### Data for the task
>>>>>
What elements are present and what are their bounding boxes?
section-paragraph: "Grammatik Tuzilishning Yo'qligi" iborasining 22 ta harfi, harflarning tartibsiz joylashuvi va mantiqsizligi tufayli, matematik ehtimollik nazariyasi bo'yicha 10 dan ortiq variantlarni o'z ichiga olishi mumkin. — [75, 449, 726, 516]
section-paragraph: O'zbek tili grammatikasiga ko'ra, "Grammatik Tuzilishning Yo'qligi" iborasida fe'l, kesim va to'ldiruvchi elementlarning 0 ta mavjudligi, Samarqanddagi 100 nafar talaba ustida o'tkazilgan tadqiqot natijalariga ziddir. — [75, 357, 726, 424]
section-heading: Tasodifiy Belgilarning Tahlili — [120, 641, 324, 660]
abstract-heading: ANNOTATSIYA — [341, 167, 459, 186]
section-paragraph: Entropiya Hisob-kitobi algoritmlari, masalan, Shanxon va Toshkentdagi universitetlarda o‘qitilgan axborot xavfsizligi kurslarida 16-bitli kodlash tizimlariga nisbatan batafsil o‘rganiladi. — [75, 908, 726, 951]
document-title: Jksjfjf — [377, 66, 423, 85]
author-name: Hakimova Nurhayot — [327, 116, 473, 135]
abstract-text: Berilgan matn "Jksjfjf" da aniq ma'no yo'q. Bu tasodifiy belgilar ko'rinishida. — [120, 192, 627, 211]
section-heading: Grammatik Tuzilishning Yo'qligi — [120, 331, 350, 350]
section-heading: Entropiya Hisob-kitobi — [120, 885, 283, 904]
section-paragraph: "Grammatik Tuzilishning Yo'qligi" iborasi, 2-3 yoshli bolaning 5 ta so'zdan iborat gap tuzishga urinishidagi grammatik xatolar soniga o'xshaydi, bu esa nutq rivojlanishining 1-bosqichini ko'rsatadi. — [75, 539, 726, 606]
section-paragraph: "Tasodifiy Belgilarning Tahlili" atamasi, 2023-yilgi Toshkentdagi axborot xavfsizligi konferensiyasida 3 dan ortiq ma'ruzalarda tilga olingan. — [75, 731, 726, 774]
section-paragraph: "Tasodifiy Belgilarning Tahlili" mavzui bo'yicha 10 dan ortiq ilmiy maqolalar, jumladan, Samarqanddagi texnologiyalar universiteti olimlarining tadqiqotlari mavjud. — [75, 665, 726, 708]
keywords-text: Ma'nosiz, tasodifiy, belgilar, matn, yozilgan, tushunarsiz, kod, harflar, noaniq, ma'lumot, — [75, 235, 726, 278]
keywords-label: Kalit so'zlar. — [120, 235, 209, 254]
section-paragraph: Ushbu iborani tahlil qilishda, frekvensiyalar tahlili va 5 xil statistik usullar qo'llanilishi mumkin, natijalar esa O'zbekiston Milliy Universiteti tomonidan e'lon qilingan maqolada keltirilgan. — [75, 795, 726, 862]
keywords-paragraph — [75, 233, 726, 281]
<<<<<
>>>>>
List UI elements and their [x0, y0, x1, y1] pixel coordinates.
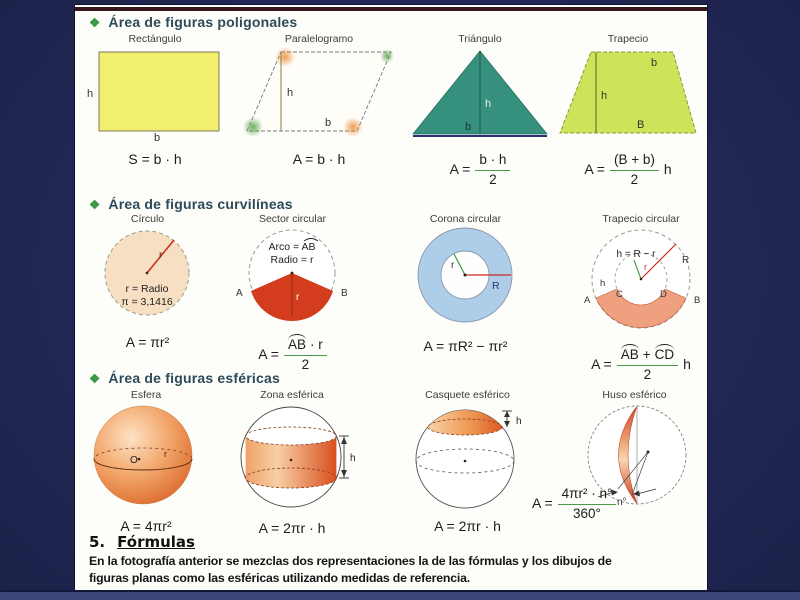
<<<<<
### Given instruction
Put the lines of the items above that begin with the line containing "What elements are" and end with the line containing "section-heading: Entropiya Hisob-kitobi" into a numbered list, including both of those lines and omitting any blank lines.

### Answer below
1. What elements are present and what are their bounding boxes?
2. section-paragraph: "Grammatik Tuzilishning Yo'qligi" iborasining 22 ta harfi, harflarning tartibsiz joylashuvi va mantiqsizligi tufayli, matematik ehtimollik nazariyasi bo'yicha 10 dan ortiq variantlarni o'z ichiga olishi mumkin. — [75, 449, 726, 516]
3. section-paragraph: O'zbek tili grammatikasiga ko'ra, "Grammatik Tuzilishning Yo'qligi" iborasida fe'l, kesim va to'ldiruvchi elementlarning 0 ta mavjudligi, Samarqanddagi 100 nafar talaba ustida o'tkazilgan tadqiqot natijalariga ziddir. — [75, 357, 726, 424]
4. section-heading: Tasodifiy Belgilarning Tahlili — [120, 641, 324, 660]
5. abstract-heading: ANNOTATSIYA — [341, 167, 459, 186]
6. section-paragraph: Entropiya Hisob-kitobi algoritmlari, masalan, Shanxon va Toshkentdagi universitetlarda o‘qitilgan axborot xavfsizligi kurslarida 16-bitli kodlash tizimlariga nisbatan batafsil o‘rganiladi. — [75, 908, 726, 951]
7. document-title: Jksjfjf — [377, 66, 423, 85]
8. author-name: Hakimova Nurhayot — [327, 116, 473, 135]
9. abstract-text: Berilgan matn "Jksjfjf" da aniq ma'no yo'q. Bu tasodifiy belgilar ko'rinishida. — [120, 192, 627, 211]
10. section-heading: Grammatik Tuzilishning Yo'qligi — [120, 331, 350, 350]
11. section-heading: Entropiya Hisob-kitobi — [120, 885, 283, 904]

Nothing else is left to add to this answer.